Extract all data as written.

**Given information**

********************

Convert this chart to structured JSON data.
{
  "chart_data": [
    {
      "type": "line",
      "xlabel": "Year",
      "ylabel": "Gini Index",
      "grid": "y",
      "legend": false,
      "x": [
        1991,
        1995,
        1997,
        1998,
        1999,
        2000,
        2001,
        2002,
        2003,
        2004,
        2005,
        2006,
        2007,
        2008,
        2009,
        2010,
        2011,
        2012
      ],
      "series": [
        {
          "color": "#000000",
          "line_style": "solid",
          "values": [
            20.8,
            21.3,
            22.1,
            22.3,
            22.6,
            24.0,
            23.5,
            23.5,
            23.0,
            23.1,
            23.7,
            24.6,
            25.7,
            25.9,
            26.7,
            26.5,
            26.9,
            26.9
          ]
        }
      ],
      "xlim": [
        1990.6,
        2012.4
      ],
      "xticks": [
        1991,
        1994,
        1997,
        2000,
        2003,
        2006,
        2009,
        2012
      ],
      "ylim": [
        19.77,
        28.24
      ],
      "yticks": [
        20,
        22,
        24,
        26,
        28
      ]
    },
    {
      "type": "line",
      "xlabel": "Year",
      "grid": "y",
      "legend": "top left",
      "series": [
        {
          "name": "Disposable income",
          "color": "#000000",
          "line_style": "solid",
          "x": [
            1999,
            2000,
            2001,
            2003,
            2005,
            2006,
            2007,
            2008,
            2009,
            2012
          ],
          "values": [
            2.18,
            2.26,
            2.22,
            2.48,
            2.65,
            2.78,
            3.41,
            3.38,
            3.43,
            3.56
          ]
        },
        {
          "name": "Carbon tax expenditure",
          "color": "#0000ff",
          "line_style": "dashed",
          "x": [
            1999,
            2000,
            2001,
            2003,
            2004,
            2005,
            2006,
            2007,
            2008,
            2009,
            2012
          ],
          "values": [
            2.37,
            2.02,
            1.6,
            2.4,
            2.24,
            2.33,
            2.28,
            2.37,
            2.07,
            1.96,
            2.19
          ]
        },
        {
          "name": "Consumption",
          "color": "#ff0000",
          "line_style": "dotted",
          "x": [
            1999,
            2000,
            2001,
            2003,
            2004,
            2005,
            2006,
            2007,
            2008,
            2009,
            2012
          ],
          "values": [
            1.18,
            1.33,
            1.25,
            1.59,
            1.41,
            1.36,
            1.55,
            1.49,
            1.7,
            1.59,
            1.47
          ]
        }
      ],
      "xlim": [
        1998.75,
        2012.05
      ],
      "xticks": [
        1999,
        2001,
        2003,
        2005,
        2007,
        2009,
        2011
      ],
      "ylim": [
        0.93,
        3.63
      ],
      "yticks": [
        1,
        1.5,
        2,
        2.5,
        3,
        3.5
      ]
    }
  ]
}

********************

**Completed task**
Convert this chart to structured JSON data.
{
  "chart_data": [
    {
      "type": "line",
      "xlabel": "Year",
      "ylabel": "Gini Index",
      "grid": "y",
      "legend": false,
      "x": [
        1991,
        1995,
        1997,
        1998,
        1999,
        2000,
        2001,
        2002,
        2003,
        2004,
        2005,
        2006,
        2007,
        2008,
        2009,
        2010,
        2011,
        2012
      ],
      "series": [
        {
          "color": "#000000",
          "line_style": "solid",
          "values": [
            20.8,
            21.3,
            22.1,
            22.3,
            22.6,
            24.0,
            23.5,
            23.5,
            23.0,
            23.1,
            23.7,
            24.6,
            25.7,
            25.9,
            26.7,
            26.5,
            26.9,
            26.9
          ]
        }
      ],
      "xlim": [
        1990.6,
        2012.4
      ],
      "xticks": [
        1991,
        1994,
        1997,
        2000,
        2003,
        2006,
        2009,
        2012
      ],
      "ylim": [
        19.77,
        28.24
      ],
      "yticks": [
        20,
        22,
        24,
        26,
        28
      ]
    },
    {
      "type": "line",
      "xlabel": "Year",
      "grid": "y",
      "legend": "top left",
      "series": [
        {
          "name": "Disposable income",
          "color": "#000000",
          "line_style": "solid",
          "x": [
            1999,
            2000,
            2001,
            2003,
            2005,
            2006,
            2007,
            2008,
            2009,
            2012
          ],
          "values": [
            2.18,
            2.26,
            2.22,
            2.48,
            2.65,
            2.78,
            3.41,
            3.38,
            3.43,
            3.56
          ]
        },
        {
          "name": "Carbon tax expenditure",
          "color": "#0000ff",
          "line_style": "dashed",
          "x": [
            1999,
            2000,
            2001,
            2003,
            2004,
            2005,
            2006,
            2007,
            2008,
            2009,
            2012
          ],
          "values": [
            2.37,
            2.02,
            1.6,
            2.4,
            2.24,
            2.33,
            2.28,
            2.37,
            2.07,
            1.96,
            2.19
          ]
        },
        {
          "name": "Consumption",
          "color": "#ff0000",
          "line_style": "dotted",
          "x": [
            1999,
            2000,
            2001,
            2003,
            2004,
            2005,
            2006,
            2007,
            2008,
            2009,
            2012
          ],
          "values": [
            1.18,
            1.33,
            1.25,
            1.59,
            1.41,
            1.36,
            1.55,
            1.49,
            1.7,
            1.59,
            1.47
          ]
        }
      ],
      "xlim": [
        1998.75,
        2012.05
      ],
      "xticks": [
        1999,
        2001,
        2003,
        2005,
        2007,
        2009,
        2011
      ],
      "ylim": [
        0.93,
        3.63
      ],
      "yticks": [
        1,
        1.5,
        2,
        2.5,
        3,
        3.5
      ]
    }
  ]
}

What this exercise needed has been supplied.